*Listed records*
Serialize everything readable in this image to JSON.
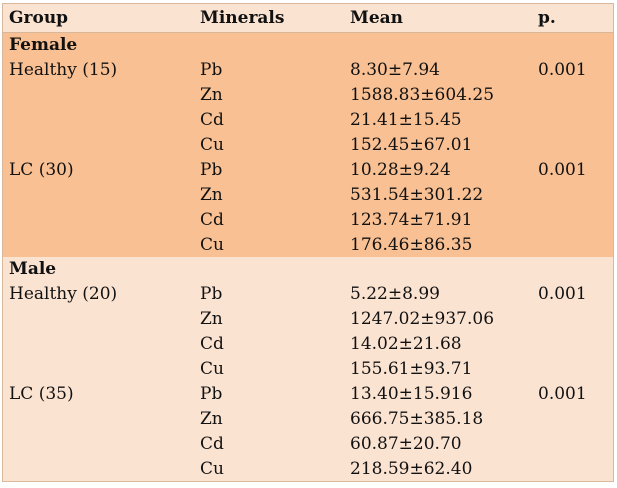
{
  "headers": [
    "Group",
    "Minerals",
    "Mean",
    "p."
  ],
  "sections": [
    {
      "title": "Female",
      "groups": [
        {
          "name": "Healthy (15)",
          "p": "0.001",
          "rows": [
            [
              "Pb",
              "8.30±7.94"
            ],
            [
              "Zn",
              "1588.83±604.25"
            ],
            [
              "Cd",
              "21.41±15.45"
            ],
            [
              "Cu",
              "152.45±67.01"
            ]
          ]
        },
        {
          "name": "LC (30)",
          "p": "0.001",
          "rows": [
            [
              "Pb",
              "10.28±9.24"
            ],
            [
              "Zn",
              "531.54±301.22"
            ],
            [
              "Cd",
              "123.74±71.91"
            ],
            [
              "Cu",
              "176.46±86.35"
            ]
          ]
        }
      ]
    },
    {
      "title": "Male",
      "groups": [
        {
          "name": "Healthy (20)",
          "p": "0.001",
          "rows": [
            [
              "Pb",
              "5.22±8.99"
            ],
            [
              "Zn",
              "1247.02±937.06"
            ],
            [
              "Cd",
              "14.02±21.68"
            ],
            [
              "Cu",
              "155.61±93.71"
            ]
          ]
        },
        {
          "name": "LC (35)",
          "p": "0.001",
          "rows": [
            [
              "Pb",
              "13.40±15.916"
            ],
            [
              "Zn",
              "666.75±385.18"
            ],
            [
              "Cd",
              "60.87±20.70"
            ],
            [
              "Cu",
              "218.59±62.40"
            ]
          ]
        }
      ]
    }
  ]
}
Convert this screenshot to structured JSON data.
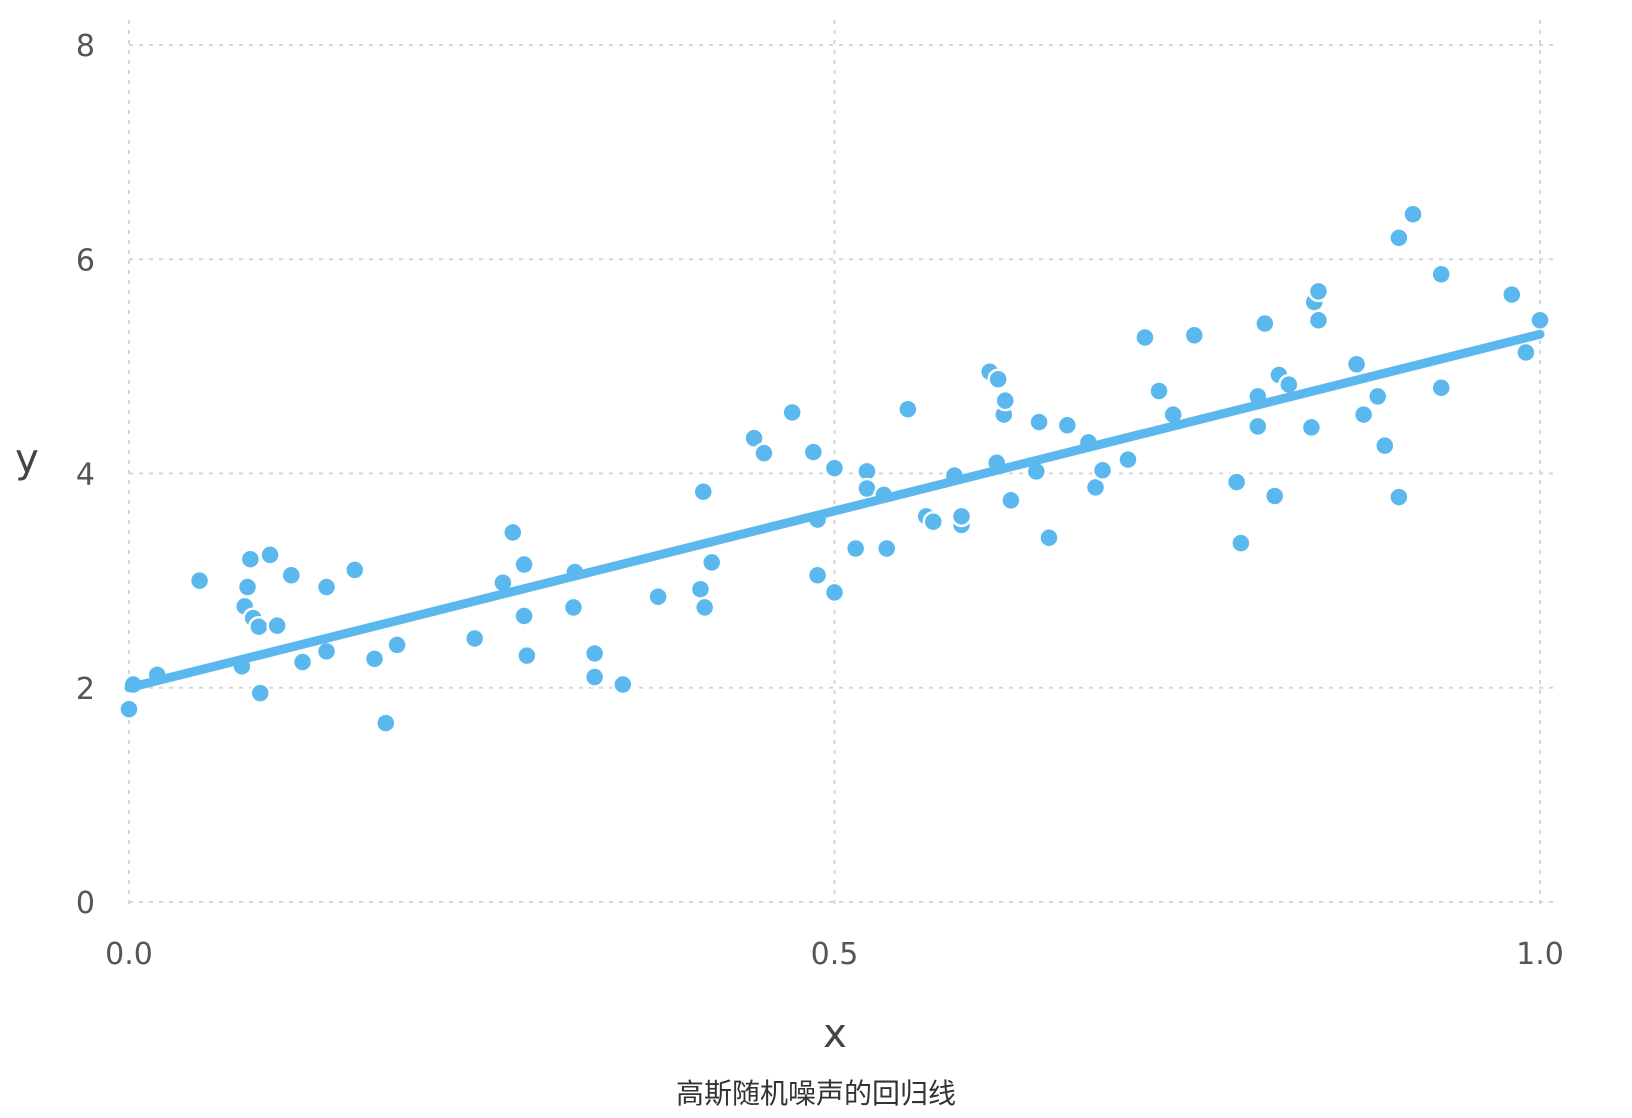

*The request*
Collect the lines of the data that carry the word "name".

*Worked answer*
          "name": "Healthy (15)",
          "name": "LC (30)",
          "name": "Healthy (20)",
          "name": "LC (35)",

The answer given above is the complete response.